--- start Exercise input ---

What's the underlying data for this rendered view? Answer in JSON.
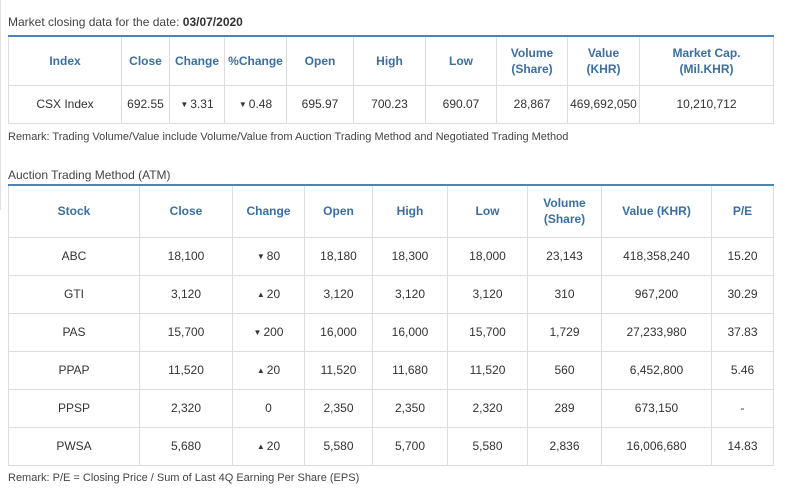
{
  "market": {
    "title_prefix": "Market closing data for the date:",
    "date": "03/07/2020",
    "headers": [
      "Index",
      "Close",
      "Change",
      "%Change",
      "Open",
      "High",
      "Low",
      "Volume (Share)",
      "Value (KHR)",
      "Market Cap. (Mil.KHR)"
    ],
    "header_lines": {
      "volume": [
        "Volume",
        "(Share)"
      ],
      "cap": [
        "Market Cap.",
        "(Mil.KHR)"
      ]
    },
    "row": {
      "index": "CSX Index",
      "close": "692.55",
      "change": "3.31",
      "change_dir": "down",
      "pct_change": "0.48",
      "pct_dir": "down",
      "open": "695.97",
      "high": "700.23",
      "low": "690.07",
      "volume": "28,867",
      "value": "469,692,050",
      "market_cap": "10,210,712"
    },
    "remark": "Remark: Trading Volume/Value include Volume/Value from Auction Trading Method and Negotiated Trading Method"
  },
  "atm": {
    "title": "Auction Trading Method (ATM)",
    "headers": {
      "stock": "Stock",
      "close": "Close",
      "change": "Change",
      "open": "Open",
      "high": "High",
      "low": "Low",
      "volume_1": "Volume",
      "volume_2": "(Share)",
      "value": "Value (KHR)",
      "pe": "P/E"
    },
    "rows": [
      {
        "stock": "ABC",
        "close": "18,100",
        "change": "80",
        "dir": "down",
        "open": "18,180",
        "high": "18,300",
        "low": "18,000",
        "volume": "23,143",
        "value": "418,358,240",
        "pe": "15.20"
      },
      {
        "stock": "GTI",
        "close": "3,120",
        "change": "20",
        "dir": "up",
        "open": "3,120",
        "high": "3,120",
        "low": "3,120",
        "volume": "310",
        "value": "967,200",
        "pe": "30.29"
      },
      {
        "stock": "PAS",
        "close": "15,700",
        "change": "200",
        "dir": "down",
        "open": "16,000",
        "high": "16,000",
        "low": "15,700",
        "volume": "1,729",
        "value": "27,233,980",
        "pe": "37.83"
      },
      {
        "stock": "PPAP",
        "close": "11,520",
        "change": "20",
        "dir": "up",
        "open": "11,520",
        "high": "11,680",
        "low": "11,520",
        "volume": "560",
        "value": "6,452,800",
        "pe": "5.46"
      },
      {
        "stock": "PPSP",
        "close": "2,320",
        "change": "0",
        "dir": "none",
        "open": "2,350",
        "high": "2,350",
        "low": "2,320",
        "volume": "289",
        "value": "673,150",
        "pe": "-"
      },
      {
        "stock": "PWSA",
        "close": "5,680",
        "change": "20",
        "dir": "up",
        "open": "5,580",
        "high": "5,700",
        "low": "5,580",
        "volume": "2,836",
        "value": "16,006,680",
        "pe": "14.83"
      }
    ],
    "remark": "Remark: P/E = Closing Price / Sum of Last 4Q Earning Per Share (EPS)"
  },
  "colors": {
    "header_text": "#3a6fa3",
    "table_top_border": "#4a86b8",
    "down": "#d9261c",
    "up": "#3a9a3a"
  },
  "icons": {
    "down": "caret-down-icon",
    "up": "caret-up-icon"
  }
}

--- end Exercise input ---

» **Problem**
Using the listing above, return all lines where the word "Remark" occurs.

» **Full answer**
    "remark": "Remark: Trading Volume/Value include Volume/Value from Auction Trading Method and Negotiated Trading Method"
    "remark": "Remark: P/E = Closing Price / Sum of Last 4Q Earning Per Share (EPS)"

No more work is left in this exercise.